Extracted data entries
* * *
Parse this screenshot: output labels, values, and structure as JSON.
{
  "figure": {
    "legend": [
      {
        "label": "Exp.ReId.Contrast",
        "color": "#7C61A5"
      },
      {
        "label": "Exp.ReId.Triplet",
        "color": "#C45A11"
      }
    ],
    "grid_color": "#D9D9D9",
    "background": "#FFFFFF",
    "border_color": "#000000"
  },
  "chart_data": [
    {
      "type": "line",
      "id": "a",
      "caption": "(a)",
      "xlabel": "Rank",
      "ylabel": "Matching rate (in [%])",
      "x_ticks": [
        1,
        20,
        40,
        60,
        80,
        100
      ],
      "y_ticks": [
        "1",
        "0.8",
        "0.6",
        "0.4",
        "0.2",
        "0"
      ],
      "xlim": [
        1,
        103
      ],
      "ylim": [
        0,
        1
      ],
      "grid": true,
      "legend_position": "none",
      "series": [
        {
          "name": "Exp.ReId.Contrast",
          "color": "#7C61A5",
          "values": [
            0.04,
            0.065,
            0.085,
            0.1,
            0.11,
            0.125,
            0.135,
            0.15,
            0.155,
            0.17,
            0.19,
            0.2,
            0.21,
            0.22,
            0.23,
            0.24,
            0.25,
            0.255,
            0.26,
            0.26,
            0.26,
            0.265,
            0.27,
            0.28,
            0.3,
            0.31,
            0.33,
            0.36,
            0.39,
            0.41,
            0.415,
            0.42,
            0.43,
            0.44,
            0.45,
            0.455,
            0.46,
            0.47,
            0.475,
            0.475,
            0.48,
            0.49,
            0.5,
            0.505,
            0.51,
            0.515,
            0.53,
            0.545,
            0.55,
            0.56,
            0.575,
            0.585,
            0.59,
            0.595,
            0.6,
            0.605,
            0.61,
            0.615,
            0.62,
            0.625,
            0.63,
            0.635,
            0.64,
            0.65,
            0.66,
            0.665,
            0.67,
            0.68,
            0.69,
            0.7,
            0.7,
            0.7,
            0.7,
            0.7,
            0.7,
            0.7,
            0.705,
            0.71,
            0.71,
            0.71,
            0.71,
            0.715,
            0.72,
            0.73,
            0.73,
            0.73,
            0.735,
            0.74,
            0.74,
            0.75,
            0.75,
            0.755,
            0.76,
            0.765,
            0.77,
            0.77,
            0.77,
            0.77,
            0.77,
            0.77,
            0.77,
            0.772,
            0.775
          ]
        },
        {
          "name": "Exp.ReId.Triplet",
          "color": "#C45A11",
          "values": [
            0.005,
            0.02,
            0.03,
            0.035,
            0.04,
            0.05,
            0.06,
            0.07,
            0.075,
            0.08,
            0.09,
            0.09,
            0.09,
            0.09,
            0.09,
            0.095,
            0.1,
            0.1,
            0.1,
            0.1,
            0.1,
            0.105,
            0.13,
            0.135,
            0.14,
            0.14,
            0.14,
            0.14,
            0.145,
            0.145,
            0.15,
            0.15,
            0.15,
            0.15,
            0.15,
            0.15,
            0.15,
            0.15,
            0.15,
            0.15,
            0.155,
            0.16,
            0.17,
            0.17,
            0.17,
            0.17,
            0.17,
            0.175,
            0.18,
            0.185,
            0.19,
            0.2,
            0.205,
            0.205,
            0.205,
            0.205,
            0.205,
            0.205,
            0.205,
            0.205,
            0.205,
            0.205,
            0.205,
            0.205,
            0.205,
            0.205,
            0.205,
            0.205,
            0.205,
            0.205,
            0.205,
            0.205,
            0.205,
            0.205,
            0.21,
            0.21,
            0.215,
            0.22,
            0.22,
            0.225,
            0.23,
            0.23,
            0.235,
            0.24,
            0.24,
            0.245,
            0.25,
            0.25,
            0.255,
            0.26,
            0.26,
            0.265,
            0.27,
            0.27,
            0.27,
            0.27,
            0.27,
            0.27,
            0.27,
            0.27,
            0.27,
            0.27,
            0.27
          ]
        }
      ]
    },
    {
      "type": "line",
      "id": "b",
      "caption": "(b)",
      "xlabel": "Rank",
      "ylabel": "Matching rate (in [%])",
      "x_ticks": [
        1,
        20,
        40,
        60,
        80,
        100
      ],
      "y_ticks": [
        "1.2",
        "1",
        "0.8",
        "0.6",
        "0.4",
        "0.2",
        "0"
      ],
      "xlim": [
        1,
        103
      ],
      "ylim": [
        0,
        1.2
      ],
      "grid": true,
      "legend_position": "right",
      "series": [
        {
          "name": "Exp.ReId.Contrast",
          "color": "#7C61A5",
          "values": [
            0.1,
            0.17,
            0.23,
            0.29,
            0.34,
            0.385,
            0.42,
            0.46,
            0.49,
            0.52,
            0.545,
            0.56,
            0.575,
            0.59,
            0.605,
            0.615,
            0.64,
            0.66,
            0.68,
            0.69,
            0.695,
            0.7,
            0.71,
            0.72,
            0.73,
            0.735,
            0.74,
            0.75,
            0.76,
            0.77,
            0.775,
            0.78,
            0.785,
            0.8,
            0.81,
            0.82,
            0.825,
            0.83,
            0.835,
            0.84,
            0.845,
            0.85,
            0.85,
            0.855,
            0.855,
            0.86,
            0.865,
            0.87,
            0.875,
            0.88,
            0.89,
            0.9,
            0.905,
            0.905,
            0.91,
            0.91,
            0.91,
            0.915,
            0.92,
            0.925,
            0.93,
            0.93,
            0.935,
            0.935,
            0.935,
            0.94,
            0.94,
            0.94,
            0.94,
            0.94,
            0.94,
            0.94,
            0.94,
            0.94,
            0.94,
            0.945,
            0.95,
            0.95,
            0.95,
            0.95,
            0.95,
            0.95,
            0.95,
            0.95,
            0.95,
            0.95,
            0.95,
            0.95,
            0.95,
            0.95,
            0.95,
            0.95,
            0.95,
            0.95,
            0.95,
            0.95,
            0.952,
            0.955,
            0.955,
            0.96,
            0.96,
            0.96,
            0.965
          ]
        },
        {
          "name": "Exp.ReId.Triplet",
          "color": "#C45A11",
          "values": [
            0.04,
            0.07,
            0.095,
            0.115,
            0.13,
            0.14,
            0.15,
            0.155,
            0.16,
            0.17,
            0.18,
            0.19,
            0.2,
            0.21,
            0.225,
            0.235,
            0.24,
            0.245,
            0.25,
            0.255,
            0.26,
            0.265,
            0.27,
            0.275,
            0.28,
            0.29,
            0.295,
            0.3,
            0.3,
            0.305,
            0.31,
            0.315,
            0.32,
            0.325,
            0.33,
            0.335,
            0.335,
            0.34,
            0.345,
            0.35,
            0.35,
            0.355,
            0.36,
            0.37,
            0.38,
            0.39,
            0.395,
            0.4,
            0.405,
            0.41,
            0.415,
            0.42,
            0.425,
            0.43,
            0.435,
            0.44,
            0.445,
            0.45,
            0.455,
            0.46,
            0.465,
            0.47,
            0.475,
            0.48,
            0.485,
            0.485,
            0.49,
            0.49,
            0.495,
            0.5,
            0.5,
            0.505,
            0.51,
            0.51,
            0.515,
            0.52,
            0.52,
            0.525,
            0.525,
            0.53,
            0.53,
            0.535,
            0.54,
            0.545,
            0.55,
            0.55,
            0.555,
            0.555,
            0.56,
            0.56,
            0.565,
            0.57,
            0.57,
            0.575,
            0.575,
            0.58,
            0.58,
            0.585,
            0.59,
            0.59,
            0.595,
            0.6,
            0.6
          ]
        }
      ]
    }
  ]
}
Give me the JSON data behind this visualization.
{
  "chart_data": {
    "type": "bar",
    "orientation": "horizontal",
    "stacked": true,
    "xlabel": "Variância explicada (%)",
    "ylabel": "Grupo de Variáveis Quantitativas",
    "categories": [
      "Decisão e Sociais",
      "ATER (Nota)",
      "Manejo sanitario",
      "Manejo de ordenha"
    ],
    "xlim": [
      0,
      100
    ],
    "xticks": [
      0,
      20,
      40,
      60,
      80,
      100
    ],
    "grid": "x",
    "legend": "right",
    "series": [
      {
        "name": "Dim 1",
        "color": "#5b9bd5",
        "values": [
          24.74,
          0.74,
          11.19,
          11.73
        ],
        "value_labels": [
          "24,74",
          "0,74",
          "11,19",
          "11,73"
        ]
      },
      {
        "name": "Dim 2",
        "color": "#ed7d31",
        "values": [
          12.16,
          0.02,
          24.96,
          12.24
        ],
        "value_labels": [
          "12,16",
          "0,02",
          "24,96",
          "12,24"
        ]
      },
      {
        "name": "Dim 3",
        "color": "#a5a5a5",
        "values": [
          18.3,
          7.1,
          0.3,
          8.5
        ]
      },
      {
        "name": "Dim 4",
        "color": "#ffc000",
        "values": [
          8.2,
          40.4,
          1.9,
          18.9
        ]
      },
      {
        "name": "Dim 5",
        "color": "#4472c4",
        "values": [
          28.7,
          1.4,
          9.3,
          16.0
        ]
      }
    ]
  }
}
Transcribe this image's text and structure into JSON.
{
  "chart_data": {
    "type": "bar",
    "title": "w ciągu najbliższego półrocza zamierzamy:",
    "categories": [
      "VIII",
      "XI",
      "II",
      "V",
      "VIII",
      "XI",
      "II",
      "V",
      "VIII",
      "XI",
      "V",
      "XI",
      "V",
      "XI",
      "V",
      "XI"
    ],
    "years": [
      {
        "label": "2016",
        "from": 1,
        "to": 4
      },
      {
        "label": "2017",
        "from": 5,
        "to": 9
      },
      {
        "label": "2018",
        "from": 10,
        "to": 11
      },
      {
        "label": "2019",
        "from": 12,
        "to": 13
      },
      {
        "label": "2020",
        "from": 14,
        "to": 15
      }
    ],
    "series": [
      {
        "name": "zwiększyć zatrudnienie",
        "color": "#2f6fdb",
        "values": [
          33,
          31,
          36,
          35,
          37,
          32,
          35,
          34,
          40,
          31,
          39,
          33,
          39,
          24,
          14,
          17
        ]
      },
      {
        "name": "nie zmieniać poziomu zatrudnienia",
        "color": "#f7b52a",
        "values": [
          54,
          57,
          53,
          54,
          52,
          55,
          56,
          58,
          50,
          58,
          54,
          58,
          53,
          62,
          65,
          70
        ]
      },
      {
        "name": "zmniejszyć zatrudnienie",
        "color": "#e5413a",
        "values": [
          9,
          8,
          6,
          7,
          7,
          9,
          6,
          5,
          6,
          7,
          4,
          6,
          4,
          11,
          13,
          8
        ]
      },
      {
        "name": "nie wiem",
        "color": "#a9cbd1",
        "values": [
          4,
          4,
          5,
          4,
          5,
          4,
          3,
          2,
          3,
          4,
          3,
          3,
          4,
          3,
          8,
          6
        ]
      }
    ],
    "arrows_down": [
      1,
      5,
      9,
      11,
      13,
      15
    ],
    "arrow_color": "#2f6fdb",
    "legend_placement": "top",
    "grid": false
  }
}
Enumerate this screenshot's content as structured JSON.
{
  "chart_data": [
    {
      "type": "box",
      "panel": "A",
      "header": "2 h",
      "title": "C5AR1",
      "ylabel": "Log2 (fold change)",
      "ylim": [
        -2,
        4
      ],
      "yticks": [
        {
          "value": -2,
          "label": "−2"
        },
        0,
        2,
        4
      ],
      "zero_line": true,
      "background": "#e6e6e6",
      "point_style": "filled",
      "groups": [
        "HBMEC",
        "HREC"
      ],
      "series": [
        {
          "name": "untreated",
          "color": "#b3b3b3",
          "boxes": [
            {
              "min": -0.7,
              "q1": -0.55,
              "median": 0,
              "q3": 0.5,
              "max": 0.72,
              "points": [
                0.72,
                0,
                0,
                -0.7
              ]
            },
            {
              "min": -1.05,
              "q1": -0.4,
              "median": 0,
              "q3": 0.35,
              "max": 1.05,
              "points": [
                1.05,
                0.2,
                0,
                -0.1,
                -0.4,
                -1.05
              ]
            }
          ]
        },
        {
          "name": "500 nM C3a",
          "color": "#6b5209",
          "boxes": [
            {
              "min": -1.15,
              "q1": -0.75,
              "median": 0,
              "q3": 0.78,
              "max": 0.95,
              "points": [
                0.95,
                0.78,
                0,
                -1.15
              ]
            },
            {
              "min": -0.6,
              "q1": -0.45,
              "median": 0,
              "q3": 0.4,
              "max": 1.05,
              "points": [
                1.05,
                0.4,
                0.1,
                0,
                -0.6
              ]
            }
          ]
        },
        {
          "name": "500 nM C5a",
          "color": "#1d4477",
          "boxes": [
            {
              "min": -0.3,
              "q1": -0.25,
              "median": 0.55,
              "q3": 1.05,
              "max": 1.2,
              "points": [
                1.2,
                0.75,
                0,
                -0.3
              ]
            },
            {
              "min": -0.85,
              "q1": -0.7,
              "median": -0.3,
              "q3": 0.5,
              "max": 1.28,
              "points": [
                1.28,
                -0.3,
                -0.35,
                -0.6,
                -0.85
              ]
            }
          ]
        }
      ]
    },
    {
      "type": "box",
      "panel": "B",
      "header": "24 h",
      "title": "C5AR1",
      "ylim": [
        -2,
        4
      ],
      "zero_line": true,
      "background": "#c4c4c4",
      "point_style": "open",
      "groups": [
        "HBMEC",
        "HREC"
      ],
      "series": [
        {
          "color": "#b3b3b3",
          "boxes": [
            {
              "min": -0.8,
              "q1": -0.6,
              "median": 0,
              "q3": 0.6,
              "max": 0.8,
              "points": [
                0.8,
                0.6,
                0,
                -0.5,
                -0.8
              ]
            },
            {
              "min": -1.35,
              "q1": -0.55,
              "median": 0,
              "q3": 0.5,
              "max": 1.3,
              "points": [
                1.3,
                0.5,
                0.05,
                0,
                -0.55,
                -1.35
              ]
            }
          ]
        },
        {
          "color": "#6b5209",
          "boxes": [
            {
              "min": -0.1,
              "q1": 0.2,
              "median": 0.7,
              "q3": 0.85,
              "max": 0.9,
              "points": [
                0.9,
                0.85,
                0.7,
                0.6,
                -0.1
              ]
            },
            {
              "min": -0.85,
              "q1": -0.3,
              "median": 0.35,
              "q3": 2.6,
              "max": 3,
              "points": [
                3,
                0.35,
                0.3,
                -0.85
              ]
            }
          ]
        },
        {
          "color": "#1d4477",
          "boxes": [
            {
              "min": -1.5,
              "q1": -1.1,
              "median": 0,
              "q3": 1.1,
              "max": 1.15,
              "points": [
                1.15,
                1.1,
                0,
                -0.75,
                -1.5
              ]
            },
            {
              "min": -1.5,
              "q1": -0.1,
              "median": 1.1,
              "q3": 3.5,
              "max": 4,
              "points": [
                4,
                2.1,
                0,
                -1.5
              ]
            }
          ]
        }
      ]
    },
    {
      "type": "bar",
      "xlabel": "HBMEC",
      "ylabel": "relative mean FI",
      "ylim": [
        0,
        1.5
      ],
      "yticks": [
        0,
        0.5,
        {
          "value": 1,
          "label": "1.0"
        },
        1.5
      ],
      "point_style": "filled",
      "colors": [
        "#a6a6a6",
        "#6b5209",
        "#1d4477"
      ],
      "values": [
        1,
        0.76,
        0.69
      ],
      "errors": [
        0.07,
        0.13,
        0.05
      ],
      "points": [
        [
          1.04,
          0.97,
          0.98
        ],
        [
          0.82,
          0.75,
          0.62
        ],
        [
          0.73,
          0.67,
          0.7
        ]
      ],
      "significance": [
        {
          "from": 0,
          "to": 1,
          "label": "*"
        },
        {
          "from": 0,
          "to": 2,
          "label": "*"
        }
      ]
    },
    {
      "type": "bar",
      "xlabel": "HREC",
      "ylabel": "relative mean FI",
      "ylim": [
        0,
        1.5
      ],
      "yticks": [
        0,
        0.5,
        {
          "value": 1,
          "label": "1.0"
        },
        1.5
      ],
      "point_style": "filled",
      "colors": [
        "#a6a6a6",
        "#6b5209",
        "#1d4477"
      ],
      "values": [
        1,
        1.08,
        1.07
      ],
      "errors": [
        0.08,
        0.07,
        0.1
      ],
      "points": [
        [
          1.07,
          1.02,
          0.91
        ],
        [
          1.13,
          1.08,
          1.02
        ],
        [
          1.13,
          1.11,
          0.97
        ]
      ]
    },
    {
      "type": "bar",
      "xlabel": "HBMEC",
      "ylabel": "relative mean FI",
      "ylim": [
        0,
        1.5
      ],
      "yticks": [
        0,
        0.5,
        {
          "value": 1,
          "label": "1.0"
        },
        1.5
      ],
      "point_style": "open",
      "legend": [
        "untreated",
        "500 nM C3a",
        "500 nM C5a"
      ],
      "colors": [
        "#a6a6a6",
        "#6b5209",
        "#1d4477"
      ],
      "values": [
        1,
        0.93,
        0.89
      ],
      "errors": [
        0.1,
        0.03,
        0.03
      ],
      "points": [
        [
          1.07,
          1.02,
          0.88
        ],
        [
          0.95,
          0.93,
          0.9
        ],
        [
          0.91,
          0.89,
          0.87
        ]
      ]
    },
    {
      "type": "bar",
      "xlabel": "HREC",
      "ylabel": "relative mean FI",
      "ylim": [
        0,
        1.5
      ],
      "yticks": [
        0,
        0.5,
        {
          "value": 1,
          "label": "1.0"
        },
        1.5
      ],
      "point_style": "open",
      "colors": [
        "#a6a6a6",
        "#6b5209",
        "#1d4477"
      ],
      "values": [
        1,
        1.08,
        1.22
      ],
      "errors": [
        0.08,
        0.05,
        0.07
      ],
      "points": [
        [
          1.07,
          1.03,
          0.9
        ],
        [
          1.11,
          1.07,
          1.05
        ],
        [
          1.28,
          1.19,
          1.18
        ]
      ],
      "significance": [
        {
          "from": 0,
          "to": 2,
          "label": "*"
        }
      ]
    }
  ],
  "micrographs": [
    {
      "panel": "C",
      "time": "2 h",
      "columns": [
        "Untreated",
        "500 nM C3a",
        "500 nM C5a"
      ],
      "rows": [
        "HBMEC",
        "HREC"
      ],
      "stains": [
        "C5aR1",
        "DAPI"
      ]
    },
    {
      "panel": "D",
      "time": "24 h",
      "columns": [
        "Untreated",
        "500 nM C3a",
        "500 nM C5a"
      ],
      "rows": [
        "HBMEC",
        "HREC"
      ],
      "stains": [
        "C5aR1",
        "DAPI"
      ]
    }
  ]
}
* * *
### WHAT YOU HAVE TO DO
List every line from the entries above in which "zatrudnienie" appears.

### RESPONSE
        "name": "zwiększyć zatrudnienie",
        "name": "zmniejszyć zatrudnienie",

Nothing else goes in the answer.